GOAL 1:
Reproduce, word for word, the part of the learning-curve thread that opens with the words containing "Directly proportional Trend" and closes with "here as well?".
GOAL 2:
In the learning-curve thread, how does the answer say training accuracy should behave as more samples are added?

Directly proportional Trend in training and cross validation curves

2

In continuation with a question already asked, I tried the same curve on a different dataset I found. My model is a simple Logistic regression curve with OnevsRest Classifier. But the graph I obtained this time was different. enter image description here

What could be a possible reason for this? As explained in the other answer, if it takes less data to fit better, shouldn't the accuracy decrease here as well?

Hima Varsha

Posted 2016-09-26T10:10:34.397

Reputation: 2 146

I think this is unusual. I have a suspection though - could you try to randomly shuffle your data (X and y) and check if you're still getting the same learning curve when you use the shuffled data? – stmax – 2016-09-27T08:41:44.440

I used sklearn's learning_curve to do this. sklearn does actually randomly shuffle internally while plotting this curve. – Hima Varsha – 2016-09-27T08:51:52.290

PS.: with shuffling X and y I don't mean to use KFold(..., shuffle=True), but something like permutation = np.random.permutation(len(X)), X = X[permutation], y = y[permutation]. Let me know if that changes your learning curve. – stmax – 2016-09-27T08:52:02.160

1I don't think it does - I get very different results when I shuffle or not. Please try shuffling it yourself with np.random.permutation as explained above. – stmax – 2016-09-27T08:53:08.487

Answers

1

These learning curves seem unusual - the training accuracy should start high and get lower as more samples are added.

I suspect that your data is sequential (it has some kind of time dependency). sklearn's learning_curve function does not seem to shuffle the data (should it?), so the training accuracy can change/increase once new structures appear in the data over time.

DATASET CONTENT:

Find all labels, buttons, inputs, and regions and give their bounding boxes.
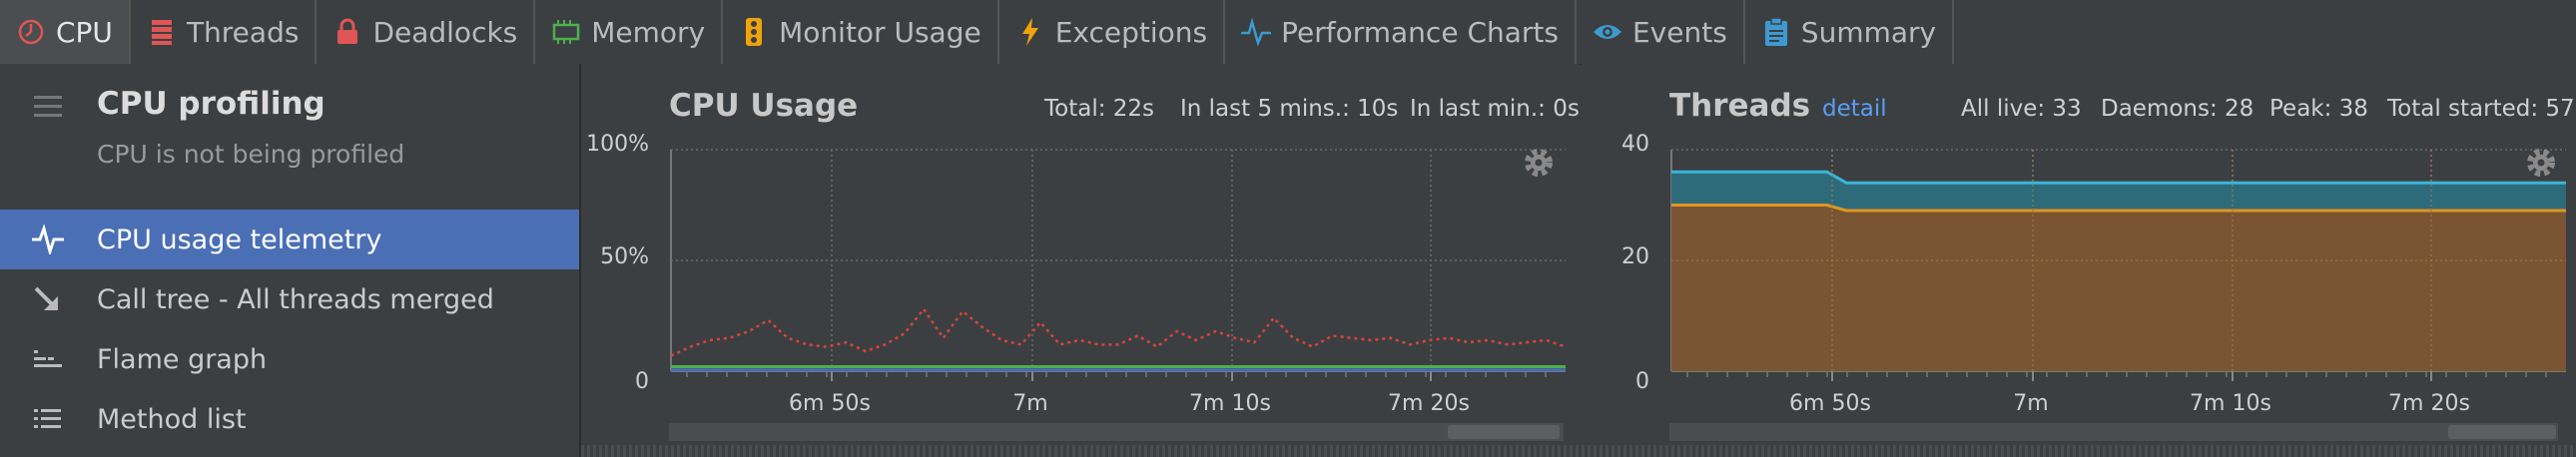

RESULT 1:
Directly proportional Trend in training and cross validation curves

2

In continuation with a question already asked, I tried the same curve on a different dataset I found. My model is a simple Logistic regression curve with OnevsRest Classifier. But the graph I obtained this time was different. enter image description here

What could be a possible reason for this? As explained in the other answer, if it takes less data to fit better, shouldn't the accuracy decrease here as well?

RESULT 2:
It should start high and get lower as more samples are added.